◆ **Dataset items**:

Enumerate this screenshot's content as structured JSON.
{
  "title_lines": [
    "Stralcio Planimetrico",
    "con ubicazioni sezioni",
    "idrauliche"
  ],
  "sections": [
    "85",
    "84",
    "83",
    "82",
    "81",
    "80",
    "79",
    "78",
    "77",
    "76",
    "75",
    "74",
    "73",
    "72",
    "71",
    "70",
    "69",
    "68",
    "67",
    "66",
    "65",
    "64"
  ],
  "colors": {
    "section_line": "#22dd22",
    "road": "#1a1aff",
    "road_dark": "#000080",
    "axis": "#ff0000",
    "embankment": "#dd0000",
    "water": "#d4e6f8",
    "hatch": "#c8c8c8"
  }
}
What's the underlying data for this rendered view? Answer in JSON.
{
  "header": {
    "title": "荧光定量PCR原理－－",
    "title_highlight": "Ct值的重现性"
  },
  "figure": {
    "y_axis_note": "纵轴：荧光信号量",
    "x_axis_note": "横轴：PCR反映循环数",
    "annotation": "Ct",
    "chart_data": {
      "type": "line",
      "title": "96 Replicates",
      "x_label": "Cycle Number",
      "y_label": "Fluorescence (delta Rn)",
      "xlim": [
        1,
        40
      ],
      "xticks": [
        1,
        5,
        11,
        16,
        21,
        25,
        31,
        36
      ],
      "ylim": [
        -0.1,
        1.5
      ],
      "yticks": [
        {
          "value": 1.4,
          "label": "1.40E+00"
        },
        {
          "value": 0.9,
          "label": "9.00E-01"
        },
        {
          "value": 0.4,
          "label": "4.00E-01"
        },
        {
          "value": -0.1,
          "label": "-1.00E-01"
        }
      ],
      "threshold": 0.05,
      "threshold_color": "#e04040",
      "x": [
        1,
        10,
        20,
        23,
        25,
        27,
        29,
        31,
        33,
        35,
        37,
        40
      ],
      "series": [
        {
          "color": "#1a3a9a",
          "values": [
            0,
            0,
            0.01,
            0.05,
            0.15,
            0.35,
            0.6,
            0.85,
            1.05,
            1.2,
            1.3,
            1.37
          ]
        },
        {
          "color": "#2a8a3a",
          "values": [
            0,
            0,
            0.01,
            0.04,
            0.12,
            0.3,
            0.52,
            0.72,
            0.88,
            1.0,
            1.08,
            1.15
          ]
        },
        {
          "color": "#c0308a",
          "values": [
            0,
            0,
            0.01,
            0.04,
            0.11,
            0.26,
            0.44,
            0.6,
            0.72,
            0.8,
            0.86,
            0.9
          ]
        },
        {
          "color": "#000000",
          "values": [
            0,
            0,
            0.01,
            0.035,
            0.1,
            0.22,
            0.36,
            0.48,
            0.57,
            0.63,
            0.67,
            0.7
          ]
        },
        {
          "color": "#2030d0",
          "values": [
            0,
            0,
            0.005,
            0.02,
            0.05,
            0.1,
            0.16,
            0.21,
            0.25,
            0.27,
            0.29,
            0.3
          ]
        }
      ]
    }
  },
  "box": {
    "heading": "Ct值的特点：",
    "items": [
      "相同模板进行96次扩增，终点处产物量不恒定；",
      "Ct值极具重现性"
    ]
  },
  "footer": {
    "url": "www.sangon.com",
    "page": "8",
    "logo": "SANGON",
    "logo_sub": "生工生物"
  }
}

◆ **REQUIRED TASK**: Give a word-for-word copy of the records.

◆ **ANSWER TO THE EXERCISE**:
Enumerate this screenshot's content as structured JSON.
{
  "title_lines": [
    "Stralcio Planimetrico",
    "con ubicazioni sezioni",
    "idrauliche"
  ],
  "sections": [
    "85",
    "84",
    "83",
    "82",
    "81",
    "80",
    "79",
    "78",
    "77",
    "76",
    "75",
    "74",
    "73",
    "72",
    "71",
    "70",
    "69",
    "68",
    "67",
    "66",
    "65",
    "64"
  ],
  "colors": {
    "section_line": "#22dd22",
    "road": "#1a1aff",
    "road_dark": "#000080",
    "axis": "#ff0000",
    "embankment": "#dd0000",
    "water": "#d4e6f8",
    "hatch": "#c8c8c8"
  }
}
What's the underlying data for this rendered view? Answer in JSON.
{
  "header": {
    "title": "荧光定量PCR原理－－",
    "title_highlight": "Ct值的重现性"
  },
  "figure": {
    "y_axis_note": "纵轴：荧光信号量",
    "x_axis_note": "横轴：PCR反映循环数",
    "annotation": "Ct",
    "chart_data": {
      "type": "line",
      "title": "96 Replicates",
      "x_label": "Cycle Number",
      "y_label": "Fluorescence (delta Rn)",
      "xlim": [
        1,
        40
      ],
      "xticks": [
        1,
        5,
        11,
        16,
        21,
        25,
        31,
        36
      ],
      "ylim": [
        -0.1,
        1.5
      ],
      "yticks": [
        {
          "value": 1.4,
          "label": "1.40E+00"
        },
        {
          "value": 0.9,
          "label": "9.00E-01"
        },
        {
          "value": 0.4,
          "label": "4.00E-01"
        },
        {
          "value": -0.1,
          "label": "-1.00E-01"
        }
      ],
      "threshold": 0.05,
      "threshold_color": "#e04040",
      "x": [
        1,
        10,
        20,
        23,
        25,
        27,
        29,
        31,
        33,
        35,
        37,
        40
      ],
      "series": [
        {
          "color": "#1a3a9a",
          "values": [
            0,
            0,
            0.01,
            0.05,
            0.15,
            0.35,
            0.6,
            0.85,
            1.05,
            1.2,
            1.3,
            1.37
          ]
        },
        {
          "color": "#2a8a3a",
          "values": [
            0,
            0,
            0.01,
            0.04,
            0.12,
            0.3,
            0.52,
            0.72,
            0.88,
            1.0,
            1.08,
            1.15
          ]
        },
        {
          "color": "#c0308a",
          "values": [
            0,
            0,
            0.01,
            0.04,
            0.11,
            0.26,
            0.44,
            0.6,
            0.72,
            0.8,
            0.86,
            0.9
          ]
        },
        {
          "color": "#000000",
          "values": [
            0,
            0,
            0.01,
            0.035,
            0.1,
            0.22,
            0.36,
            0.48,
            0.57,
            0.63,
            0.67,
            0.7
          ]
        },
        {
          "color": "#2030d0",
          "values": [
            0,
            0,
            0.005,
            0.02,
            0.05,
            0.1,
            0.16,
            0.21,
            0.25,
            0.27,
            0.29,
            0.3
          ]
        }
      ]
    }
  },
  "box": {
    "heading": "Ct值的特点：",
    "items": [
      "相同模板进行96次扩增，终点处产物量不恒定；",
      "Ct值极具重现性"
    ]
  },
  "footer": {
    "url": "www.sangon.com",
    "page": "8",
    "logo": "SANGON",
    "logo_sub": "生工生物"
  }
}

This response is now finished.